WHAT NEEDS TO BE DONE: Copy out each line of the material in which the word "sehingga" appears.
====
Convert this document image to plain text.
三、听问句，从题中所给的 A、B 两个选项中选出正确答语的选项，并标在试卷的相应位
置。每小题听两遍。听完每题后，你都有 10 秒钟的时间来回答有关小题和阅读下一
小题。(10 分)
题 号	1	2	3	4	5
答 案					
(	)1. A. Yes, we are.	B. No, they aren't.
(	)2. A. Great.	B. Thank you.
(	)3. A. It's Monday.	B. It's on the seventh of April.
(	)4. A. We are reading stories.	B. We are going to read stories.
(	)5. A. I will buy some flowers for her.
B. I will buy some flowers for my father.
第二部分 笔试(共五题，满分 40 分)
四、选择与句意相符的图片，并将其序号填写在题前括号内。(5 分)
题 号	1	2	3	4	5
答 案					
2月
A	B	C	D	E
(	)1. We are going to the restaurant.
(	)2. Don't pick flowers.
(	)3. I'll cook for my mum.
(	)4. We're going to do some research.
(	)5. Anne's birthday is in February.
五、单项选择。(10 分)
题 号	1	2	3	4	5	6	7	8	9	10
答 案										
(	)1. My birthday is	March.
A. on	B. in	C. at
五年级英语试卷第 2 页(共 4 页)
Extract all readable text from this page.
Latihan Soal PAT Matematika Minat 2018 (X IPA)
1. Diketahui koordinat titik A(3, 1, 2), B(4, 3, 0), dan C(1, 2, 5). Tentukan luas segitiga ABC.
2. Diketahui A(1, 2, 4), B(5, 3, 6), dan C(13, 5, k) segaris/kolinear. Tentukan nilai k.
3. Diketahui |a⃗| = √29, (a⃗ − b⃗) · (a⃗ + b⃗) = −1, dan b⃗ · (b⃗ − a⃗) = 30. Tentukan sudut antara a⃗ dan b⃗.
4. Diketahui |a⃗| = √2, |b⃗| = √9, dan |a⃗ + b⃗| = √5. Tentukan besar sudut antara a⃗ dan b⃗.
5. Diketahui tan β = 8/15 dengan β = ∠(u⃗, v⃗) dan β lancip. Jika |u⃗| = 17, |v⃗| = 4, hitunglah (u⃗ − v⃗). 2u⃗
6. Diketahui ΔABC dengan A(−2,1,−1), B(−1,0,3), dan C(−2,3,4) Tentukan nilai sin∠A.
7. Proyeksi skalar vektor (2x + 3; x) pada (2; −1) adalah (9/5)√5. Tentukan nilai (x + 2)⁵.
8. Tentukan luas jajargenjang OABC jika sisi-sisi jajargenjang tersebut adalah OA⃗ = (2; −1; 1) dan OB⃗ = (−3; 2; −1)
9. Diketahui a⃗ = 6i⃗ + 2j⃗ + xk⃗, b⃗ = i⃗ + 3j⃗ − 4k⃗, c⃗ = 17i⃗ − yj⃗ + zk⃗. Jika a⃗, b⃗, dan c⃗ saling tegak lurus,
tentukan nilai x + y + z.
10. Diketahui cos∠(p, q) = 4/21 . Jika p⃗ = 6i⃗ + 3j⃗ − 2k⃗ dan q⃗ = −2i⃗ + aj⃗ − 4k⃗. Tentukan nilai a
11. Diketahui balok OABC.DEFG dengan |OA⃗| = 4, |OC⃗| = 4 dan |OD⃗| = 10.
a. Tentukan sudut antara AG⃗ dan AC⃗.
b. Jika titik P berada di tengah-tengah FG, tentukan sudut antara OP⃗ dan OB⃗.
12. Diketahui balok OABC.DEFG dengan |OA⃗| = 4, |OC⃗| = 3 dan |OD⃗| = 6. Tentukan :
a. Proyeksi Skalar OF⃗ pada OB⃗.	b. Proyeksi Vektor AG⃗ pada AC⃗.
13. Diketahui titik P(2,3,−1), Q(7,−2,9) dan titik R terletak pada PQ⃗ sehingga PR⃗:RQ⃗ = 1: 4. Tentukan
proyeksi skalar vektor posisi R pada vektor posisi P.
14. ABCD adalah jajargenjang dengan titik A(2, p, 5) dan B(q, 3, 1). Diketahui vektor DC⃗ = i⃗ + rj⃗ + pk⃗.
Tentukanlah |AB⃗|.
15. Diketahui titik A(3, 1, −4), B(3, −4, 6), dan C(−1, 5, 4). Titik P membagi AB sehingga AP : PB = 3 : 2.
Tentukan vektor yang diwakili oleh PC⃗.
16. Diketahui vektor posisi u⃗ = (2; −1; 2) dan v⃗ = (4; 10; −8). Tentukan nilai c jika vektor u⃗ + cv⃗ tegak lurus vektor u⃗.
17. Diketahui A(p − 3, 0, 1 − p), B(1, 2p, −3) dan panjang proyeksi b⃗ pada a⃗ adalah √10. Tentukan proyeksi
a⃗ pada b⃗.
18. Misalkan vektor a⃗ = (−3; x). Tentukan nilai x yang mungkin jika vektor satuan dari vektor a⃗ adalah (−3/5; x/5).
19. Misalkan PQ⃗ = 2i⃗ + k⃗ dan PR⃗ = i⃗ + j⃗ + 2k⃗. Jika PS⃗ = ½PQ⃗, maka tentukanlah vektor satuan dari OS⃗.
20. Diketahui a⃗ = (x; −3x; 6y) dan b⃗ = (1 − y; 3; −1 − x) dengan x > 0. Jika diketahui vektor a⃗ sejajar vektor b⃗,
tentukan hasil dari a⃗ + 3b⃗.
====
FINISHED TASK:
13. Diketahui titik P(2,3,−1), Q(7,−2,9) dan titik R terletak pada PQ⃗ sehingga PR⃗:RQ⃗ = 1: 4. Tentukan
15. Diketahui titik A(3, 1, −4), B(3, −4, 6), dan C(−1, 5, 4). Titik P membagi AB sehingga AP : PB = 3 : 2.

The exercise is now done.